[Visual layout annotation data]
···

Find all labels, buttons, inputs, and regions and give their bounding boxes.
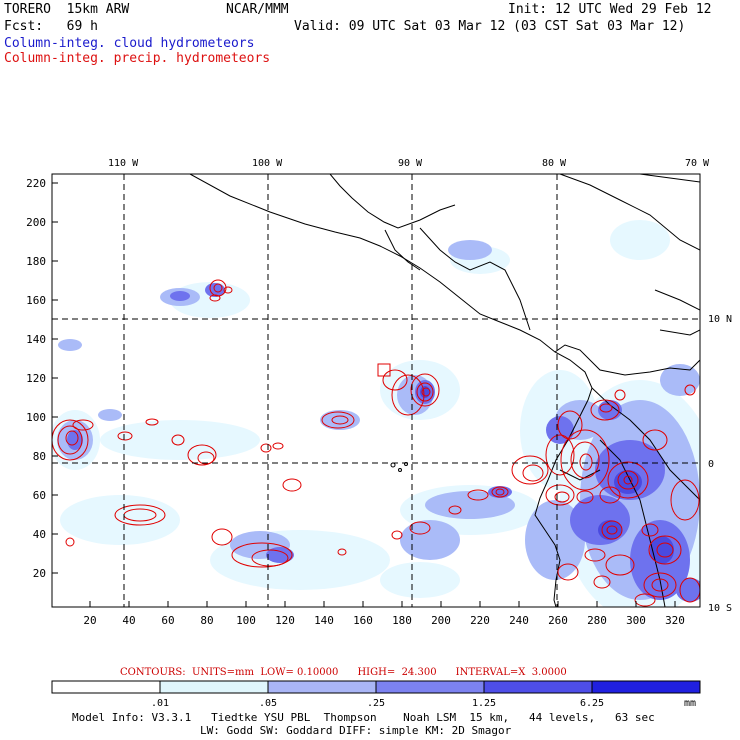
colorbar-tick: 1.25 bbox=[472, 698, 496, 709]
x-tick: 40 bbox=[122, 614, 135, 627]
x-tick: 220 bbox=[470, 614, 490, 627]
y-tick: 80 bbox=[33, 450, 46, 463]
y-tick: 200 bbox=[26, 216, 46, 229]
lon-label: 90 W bbox=[398, 158, 423, 169]
organization: NCAR/MMM bbox=[226, 2, 289, 17]
x-tick: 240 bbox=[509, 614, 529, 627]
init-time: Init: 12 UTC Wed 29 Feb 12 bbox=[508, 2, 712, 17]
lat-label: 10 N bbox=[708, 314, 732, 325]
x-tick: 80 bbox=[200, 614, 213, 627]
x-tick: 100 bbox=[236, 614, 256, 627]
lon-label: 110 W bbox=[108, 158, 139, 169]
field-precip-label: Column-integ. precip. hydrometeors bbox=[4, 51, 271, 66]
y-tick: 20 bbox=[33, 567, 46, 580]
x-tick-labels: 20 40 60 80 100 120 140 160 180 200 220 … bbox=[83, 614, 685, 627]
x-tick: 300 bbox=[626, 614, 646, 627]
lat-labels: 10 N 0 10 S bbox=[708, 314, 732, 614]
plot-frame bbox=[51, 173, 701, 608]
colorbar-unit: mm bbox=[684, 698, 696, 709]
precip-contours bbox=[52, 279, 700, 607]
y-tick: 40 bbox=[33, 528, 46, 541]
y-tick: 60 bbox=[33, 489, 46, 502]
colorbar-tick: 6.25 bbox=[580, 698, 604, 709]
y-tick: 160 bbox=[26, 294, 46, 307]
colorbar-tick: .01 bbox=[151, 698, 169, 709]
y-tick: 100 bbox=[26, 411, 46, 424]
x-tick: 120 bbox=[275, 614, 295, 627]
lon-label: 70 W bbox=[685, 158, 710, 169]
y-tick: 140 bbox=[26, 333, 46, 346]
lon-label: 80 W bbox=[542, 158, 567, 169]
lat-label: 0 bbox=[708, 459, 714, 470]
graticule bbox=[52, 174, 700, 607]
lat-label: 10 S bbox=[708, 603, 732, 614]
y-tick: 120 bbox=[26, 372, 46, 385]
colorbar-ticks: .01 .05 .25 1.25 6.25 mm bbox=[151, 698, 696, 709]
x-tick: 160 bbox=[353, 614, 373, 627]
x-tick: 320 bbox=[665, 614, 685, 627]
x-tick: 140 bbox=[314, 614, 334, 627]
y-tick-labels: 220 200 180 160 140 120 100 80 60 40 20 bbox=[26, 177, 46, 580]
x-tick: 200 bbox=[431, 614, 451, 627]
colorbar-tick: .05 bbox=[259, 698, 277, 709]
coastlines bbox=[189, 174, 700, 607]
y-tick: 180 bbox=[26, 255, 46, 268]
axis-ticks bbox=[52, 182, 676, 607]
colorbar-tick: .25 bbox=[367, 698, 385, 709]
forecast-hour: Fcst: 69 h bbox=[4, 19, 98, 34]
x-tick: 60 bbox=[161, 614, 174, 627]
y-tick: 220 bbox=[26, 177, 46, 190]
lon-label: 100 W bbox=[252, 158, 283, 169]
lon-labels: 110 W 100 W 90 W 80 W 70 W bbox=[108, 158, 710, 169]
x-tick: 260 bbox=[548, 614, 568, 627]
valid-time: Valid: 09 UTC Sat 03 Mar 12 (03 CST Sat … bbox=[294, 19, 686, 34]
contour-info: CONTOURS: UNITS=mm LOW= 0.10000 HIGH= 24… bbox=[120, 667, 567, 678]
x-tick: 20 bbox=[83, 614, 96, 627]
model-info-line2: LW: Godd SW: Goddard DIFF: simple KM: 2D… bbox=[200, 724, 512, 737]
x-tick: 280 bbox=[587, 614, 607, 627]
model-info-line1: Model Info: V3.3.1 Tiedtke YSU PBL Thomp… bbox=[72, 711, 655, 724]
x-tick: 180 bbox=[392, 614, 412, 627]
model-title: TORERO 15km ARW bbox=[4, 2, 130, 17]
colorbar bbox=[51, 680, 701, 694]
field-cloud-label: Column-integ. cloud hydrometeors bbox=[4, 36, 255, 51]
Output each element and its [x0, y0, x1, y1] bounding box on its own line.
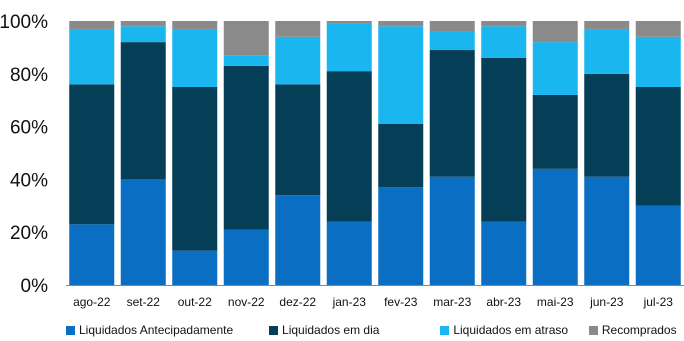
- chart-legend: Liquidados Antecipadamente Liquidados em…: [66, 322, 678, 338]
- bar-segment: [326, 23, 372, 72]
- legend-label: Recomprados: [601, 323, 677, 337]
- bar-segment: [378, 187, 424, 285]
- bar-segment: [378, 21, 424, 27]
- bar-segment: [481, 57, 527, 222]
- bar-segment: [223, 229, 269, 285]
- bar-segment: [69, 21, 115, 29]
- bar-segment: [429, 50, 475, 177]
- bar-segment: [172, 250, 218, 285]
- legend-item-em-atraso: Liquidados em atraso: [440, 323, 589, 337]
- bar-segment: [120, 42, 166, 180]
- x-tick-label: jun-23: [589, 295, 624, 309]
- bar-segment: [275, 21, 321, 37]
- y-tick-label: 40%: [10, 170, 48, 191]
- x-tick-label: nov-22: [228, 295, 265, 309]
- legend-swatch: [269, 325, 279, 335]
- bar-segment: [69, 224, 115, 285]
- bar-segment: [481, 221, 527, 285]
- bar-segment: [120, 179, 166, 285]
- legend-label: Liquidados em dia: [282, 323, 380, 337]
- bar-segment: [429, 31, 475, 51]
- bar-segment: [481, 26, 527, 58]
- legend-label: Liquidados Antecipadamente: [79, 323, 234, 337]
- bar-segment: [223, 21, 269, 56]
- bar-segment: [532, 168, 578, 285]
- y-tick-label: 60%: [10, 118, 48, 139]
- x-tick-label: set-22: [127, 295, 161, 309]
- bar-segment: [326, 71, 372, 222]
- bar-segment: [584, 176, 630, 285]
- bar-segment: [481, 21, 527, 27]
- bar-segment: [584, 21, 630, 29]
- bar-segment: [635, 21, 681, 37]
- x-tick-label: ago-22: [73, 295, 111, 309]
- y-tick-label: 0%: [21, 276, 49, 297]
- bar-segment: [635, 36, 681, 87]
- bar-segment: [223, 55, 269, 66]
- bar-segment: [120, 21, 166, 27]
- bar-segment: [172, 28, 218, 88]
- x-tick-label: fev-23: [384, 295, 418, 309]
- bars-group: [69, 21, 681, 285]
- bar-segment: [429, 21, 475, 32]
- x-tick-label: dez-22: [279, 295, 316, 309]
- bar-segment: [635, 87, 681, 206]
- x-tick-label: abr-23: [486, 295, 521, 309]
- x-tick-label: mar-23: [433, 295, 471, 309]
- y-tick-label: 100%: [0, 12, 48, 33]
- bar-segment: [378, 26, 424, 124]
- y-tick-label: 80%: [10, 65, 48, 86]
- bar-segment: [635, 205, 681, 285]
- x-tick-label: jul-23: [643, 295, 674, 309]
- legend-item-em-dia: Liquidados em dia: [269, 323, 440, 337]
- bar-segment: [584, 73, 630, 177]
- legend-item-recomprados: Recomprados: [588, 323, 678, 337]
- bar-segment: [172, 87, 218, 251]
- legend-item-antecipadamente: Liquidados Antecipadamente: [66, 323, 269, 337]
- bar-segment: [532, 42, 578, 95]
- x-tick-label: out-22: [178, 295, 212, 309]
- bar-segment: [532, 21, 578, 43]
- bar-segment: [275, 36, 321, 85]
- bar-segment: [275, 195, 321, 285]
- bar-segment: [275, 84, 321, 196]
- bar-segment: [532, 94, 578, 169]
- legend-swatch: [588, 325, 598, 335]
- x-tick-label: jan-23: [332, 295, 367, 309]
- bar-segment: [584, 28, 630, 74]
- bar-segment: [429, 176, 475, 285]
- bar-segment: [326, 221, 372, 285]
- legend-swatch: [440, 325, 450, 335]
- bar-segment: [223, 65, 269, 230]
- bar-segment: [326, 21, 372, 24]
- x-tick-label: mai-23: [537, 295, 574, 309]
- bar-segment: [69, 84, 115, 225]
- y-tick-label: 20%: [10, 223, 48, 244]
- bar-segment: [172, 21, 218, 29]
- y-axis-ticks: 0% 20% 40% 60% 80% 100%: [0, 12, 48, 297]
- bar-segment: [378, 123, 424, 188]
- bar-segment: [69, 28, 115, 85]
- x-axis-labels: ago-22 set-22 out-22 nov-22 dez-22 jan-23 fev-…: [73, 295, 673, 309]
- legend-label: Liquidados em atraso: [453, 323, 569, 337]
- bar-segment: [120, 26, 166, 43]
- legend-swatch: [66, 325, 75, 335]
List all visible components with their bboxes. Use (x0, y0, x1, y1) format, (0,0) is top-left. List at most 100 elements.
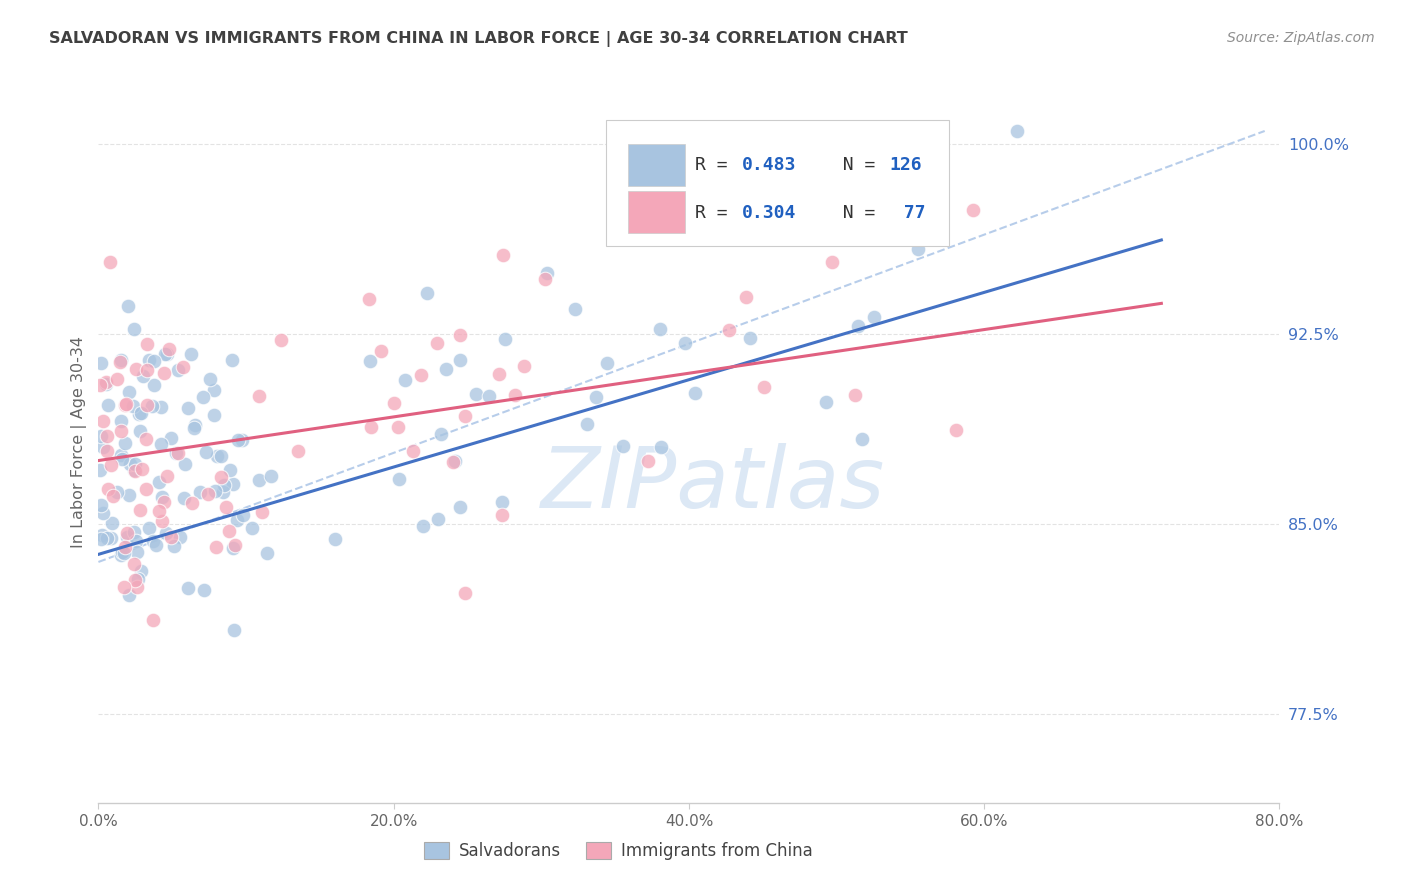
Point (105, 485, 128, 500)
Point (224, 623, 246, 637)
Y-axis label: In Labor Force | Age 30-34: In Labor Force | Age 30-34 (72, 335, 87, 548)
Legend: Salvadorans, Immigrants from China: Salvadorans, Immigrants from China (418, 835, 820, 867)
Point (91, 506, 114, 520)
Point (90, 356, 112, 370)
Point (153, 494, 176, 508)
Point (114, 397, 136, 411)
Point (131, 406, 153, 420)
Point (142, 353, 165, 368)
Point (142, 613, 165, 627)
Point (382, 396, 405, 410)
Point (163, 539, 186, 553)
Point (90, 499, 112, 513)
Point (100, 531, 122, 545)
Point (89, 378, 111, 392)
Point (454, 409, 477, 423)
Point (214, 478, 236, 492)
Point (165, 446, 187, 460)
Point (136, 337, 159, 351)
Point (117, 530, 139, 544)
Point (180, 496, 202, 510)
Point (176, 581, 198, 595)
Point (650, 440, 672, 454)
Point (492, 248, 515, 262)
Point (683, 385, 706, 400)
Point (118, 488, 141, 502)
Point (222, 541, 245, 556)
Point (101, 489, 124, 503)
Point (851, 432, 873, 446)
Point (464, 387, 486, 401)
Point (155, 525, 177, 540)
Point (637, 454, 659, 468)
Point (411, 368, 433, 382)
Point (143, 378, 166, 392)
Point (145, 538, 167, 552)
Text: 126: 126 (890, 156, 922, 174)
Point (97, 482, 120, 496)
Point (131, 462, 153, 476)
Point (172, 359, 194, 374)
Point (846, 318, 869, 333)
Point (193, 582, 215, 597)
Text: 0.304: 0.304 (742, 203, 796, 221)
Point (131, 369, 153, 384)
Point (184, 418, 207, 433)
Point (173, 491, 195, 506)
Point (585, 390, 607, 404)
Text: 0.483: 0.483 (742, 156, 796, 174)
Point (120, 457, 142, 471)
Point (108, 354, 131, 368)
Point (135, 432, 157, 446)
Point (194, 445, 217, 459)
Point (157, 342, 180, 356)
Point (124, 524, 146, 539)
Point (202, 408, 225, 422)
Point (205, 449, 228, 463)
Point (156, 468, 179, 483)
Point (149, 437, 172, 451)
Point (191, 391, 214, 405)
Text: N =: N = (821, 203, 886, 221)
Point (534, 272, 557, 286)
Point (427, 512, 450, 526)
Point (125, 581, 148, 595)
Point (128, 407, 150, 421)
Point (89, 463, 111, 477)
Point (209, 470, 232, 484)
Point (449, 352, 471, 367)
Point (412, 519, 434, 533)
Point (449, 328, 471, 343)
Point (122, 400, 145, 414)
Point (138, 352, 160, 367)
Point (962, 202, 984, 217)
Point (124, 457, 146, 471)
Point (94, 375, 117, 389)
Point (212, 484, 235, 499)
Point (513, 359, 536, 373)
Point (416, 286, 439, 301)
Point (148, 504, 170, 518)
Point (183, 421, 205, 435)
Point (222, 476, 245, 491)
Point (160, 530, 183, 544)
Point (209, 449, 232, 463)
Point (205, 540, 228, 554)
Point (394, 373, 416, 387)
Point (150, 400, 173, 414)
Point (125, 533, 148, 548)
Point (491, 508, 513, 522)
Point (260, 469, 283, 483)
Point (110, 448, 132, 462)
Point (110, 548, 132, 562)
Point (135, 362, 157, 376)
Point (658, 200, 681, 214)
Point (112, 546, 135, 560)
Point (96, 376, 118, 391)
Point (844, 388, 866, 402)
Point (287, 443, 309, 458)
Point (100, 458, 122, 472)
Point (232, 508, 254, 523)
Point (754, 380, 776, 394)
Point (323, 533, 346, 547)
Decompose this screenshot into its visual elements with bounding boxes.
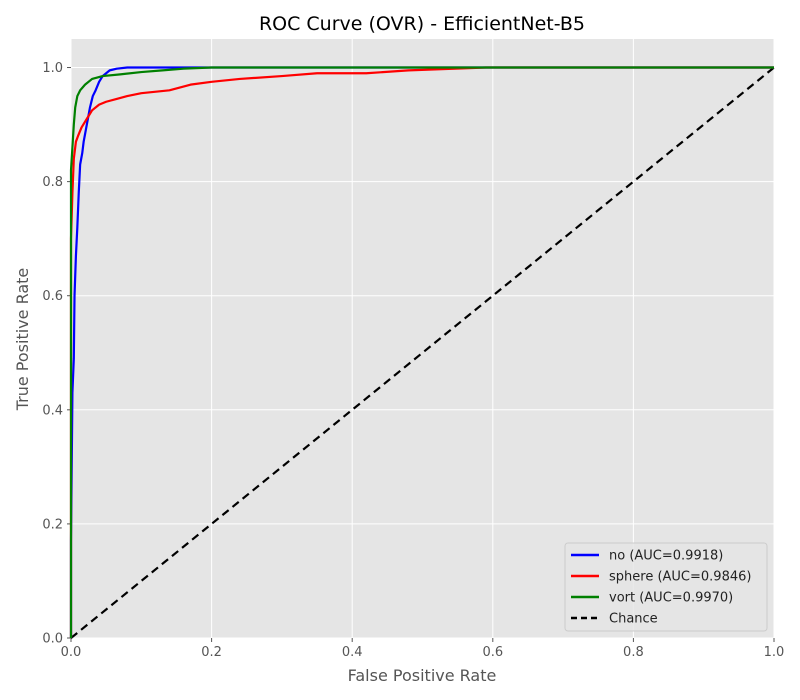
- plot-area: [71, 39, 774, 638]
- legend: no (AUC=0.9918) sphere (AUC=0.9846) vort (…: [564, 542, 768, 632]
- y-axis-label: True Positive Rate: [13, 268, 32, 412]
- x-axis-label: False Positive Rate: [348, 666, 497, 685]
- chart-title: ROC Curve (OVR) - EfficientNet-B5: [259, 13, 585, 35]
- x-tick-label: 1.0: [764, 645, 785, 660]
- legend-label-no: no (AUC=0.9918): [609, 549, 723, 564]
- series-line-sphere: [69, 66, 774, 638]
- y-tick-label: 0.2: [42, 517, 63, 532]
- x-tick-label: 0.6: [482, 645, 503, 660]
- y-tick-label: 0.8: [42, 175, 63, 190]
- series-line-vort: [69, 66, 774, 638]
- y-tick-label: 1.0: [42, 61, 63, 76]
- series-line-chance: [70, 66, 775, 639]
- grid: [70, 39, 775, 639]
- series-line-no: [69, 66, 774, 638]
- x-tick-label: 0.0: [61, 645, 82, 660]
- ticks: 0.0 0.2 0.4 0.6 0.8 1.0 0.0 0.2 0.4 0.6 0.8 1.0: [42, 61, 784, 660]
- x-tick-label: 0.4: [342, 645, 363, 660]
- y-tick-label: 0.6: [42, 289, 63, 304]
- legend-box: [564, 542, 768, 632]
- legend-label-sphere: sphere (AUC=0.9846): [609, 570, 751, 585]
- series-layer: [69, 66, 775, 639]
- y-tick-label: 0.4: [42, 403, 63, 418]
- x-tick-label: 0.8: [623, 645, 644, 660]
- x-tick-label: 0.2: [201, 645, 222, 660]
- legend-label-chance: Chance: [609, 612, 658, 627]
- y-tick-label: 0.0: [42, 632, 63, 647]
- legend-label-vort: vort (AUC=0.9970): [609, 591, 733, 606]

···

◆ WHAT IS ASKED: Update the run of lines that opens with the line containing "- chart-legend: Liquidados" and closes with the line containing "- bar-segment: [172, 250, 218, 285]": replace "bar-segment" with "bar-block" and keep everything else the same. Return only those lines.

◆ WRITTEN RESPONSE:
- chart-legend: Liquidados Antecipadamente Liquidados em…: [66, 322, 678, 338]
- bar-block: [326, 23, 372, 72]
- legend-label: Recomprados: [601, 323, 677, 337]
- bar-block: [378, 187, 424, 285]
- bar-block: [378, 21, 424, 27]
- bar-block: [481, 57, 527, 222]
- bar-block: [223, 229, 269, 285]
- bar-block: [69, 21, 115, 29]
- bar-block: [429, 50, 475, 177]
- bar-block: [172, 250, 218, 285]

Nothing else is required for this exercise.